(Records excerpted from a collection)
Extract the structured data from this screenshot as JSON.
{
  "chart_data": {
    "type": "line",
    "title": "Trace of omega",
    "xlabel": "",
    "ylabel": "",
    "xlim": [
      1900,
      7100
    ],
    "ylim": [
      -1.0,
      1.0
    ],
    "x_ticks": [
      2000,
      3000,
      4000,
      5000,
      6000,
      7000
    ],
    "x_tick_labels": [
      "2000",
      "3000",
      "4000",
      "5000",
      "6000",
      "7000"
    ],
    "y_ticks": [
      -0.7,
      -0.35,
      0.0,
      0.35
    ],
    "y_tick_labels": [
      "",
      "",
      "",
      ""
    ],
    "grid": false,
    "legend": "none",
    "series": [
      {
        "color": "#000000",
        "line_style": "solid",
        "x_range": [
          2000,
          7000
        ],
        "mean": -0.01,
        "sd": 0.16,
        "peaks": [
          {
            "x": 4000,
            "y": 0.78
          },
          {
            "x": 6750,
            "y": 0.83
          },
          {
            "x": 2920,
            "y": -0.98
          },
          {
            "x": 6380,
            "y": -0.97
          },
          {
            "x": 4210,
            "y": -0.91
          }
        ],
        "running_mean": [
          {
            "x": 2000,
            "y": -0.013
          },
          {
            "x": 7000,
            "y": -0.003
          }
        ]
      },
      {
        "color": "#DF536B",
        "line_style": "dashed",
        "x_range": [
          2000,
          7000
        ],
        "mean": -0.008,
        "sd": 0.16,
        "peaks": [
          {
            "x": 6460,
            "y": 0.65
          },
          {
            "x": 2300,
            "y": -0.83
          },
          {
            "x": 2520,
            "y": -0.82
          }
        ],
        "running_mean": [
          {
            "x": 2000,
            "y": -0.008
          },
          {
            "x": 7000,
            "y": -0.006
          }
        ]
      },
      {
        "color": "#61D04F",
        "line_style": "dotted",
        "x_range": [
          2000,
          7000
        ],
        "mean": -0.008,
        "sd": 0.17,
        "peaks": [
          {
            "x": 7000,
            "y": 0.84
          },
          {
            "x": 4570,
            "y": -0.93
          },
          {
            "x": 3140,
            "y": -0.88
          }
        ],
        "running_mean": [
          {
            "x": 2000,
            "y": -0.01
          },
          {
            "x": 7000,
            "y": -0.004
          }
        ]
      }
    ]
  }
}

- **Work instructions**
All of the records must be retyped exactly as they are.

- **The reply**
Extract the structured data from this screenshot as JSON.
{
  "chart_data": {
    "type": "line",
    "title": "Trace of omega",
    "xlabel": "",
    "ylabel": "",
    "xlim": [
      1900,
      7100
    ],
    "ylim": [
      -1.0,
      1.0
    ],
    "x_ticks": [
      2000,
      3000,
      4000,
      5000,
      6000,
      7000
    ],
    "x_tick_labels": [
      "2000",
      "3000",
      "4000",
      "5000",
      "6000",
      "7000"
    ],
    "y_ticks": [
      -0.7,
      -0.35,
      0.0,
      0.35
    ],
    "y_tick_labels": [
      "",
      "",
      "",
      ""
    ],
    "grid": false,
    "legend": "none",
    "series": [
      {
        "color": "#000000",
        "line_style": "solid",
        "x_range": [
          2000,
          7000
        ],
        "mean": -0.01,
        "sd": 0.16,
        "peaks": [
          {
            "x": 4000,
            "y": 0.78
          },
          {
            "x": 6750,
            "y": 0.83
          },
          {
            "x": 2920,
            "y": -0.98
          },
          {
            "x": 6380,
            "y": -0.97
          },
          {
            "x": 4210,
            "y": -0.91
          }
        ],
        "running_mean": [
          {
            "x": 2000,
            "y": -0.013
          },
          {
            "x": 7000,
            "y": -0.003
          }
        ]
      },
      {
        "color": "#DF536B",
        "line_style": "dashed",
        "x_range": [
          2000,
          7000
        ],
        "mean": -0.008,
        "sd": 0.16,
        "peaks": [
          {
            "x": 6460,
            "y": 0.65
          },
          {
            "x": 2300,
            "y": -0.83
          },
          {
            "x": 2520,
            "y": -0.82
          }
        ],
        "running_mean": [
          {
            "x": 2000,
            "y": -0.008
          },
          {
            "x": 7000,
            "y": -0.006
          }
        ]
      },
      {
        "color": "#61D04F",
        "line_style": "dotted",
        "x_range": [
          2000,
          7000
        ],
        "mean": -0.008,
        "sd": 0.17,
        "peaks": [
          {
            "x": 7000,
            "y": 0.84
          },
          {
            "x": 4570,
            "y": -0.93
          },
          {
            "x": 3140,
            "y": -0.88
          }
        ],
        "running_mean": [
          {
            "x": 2000,
            "y": -0.01
          },
          {
            "x": 7000,
            "y": -0.004
          }
        ]
      }
    ]
  }
}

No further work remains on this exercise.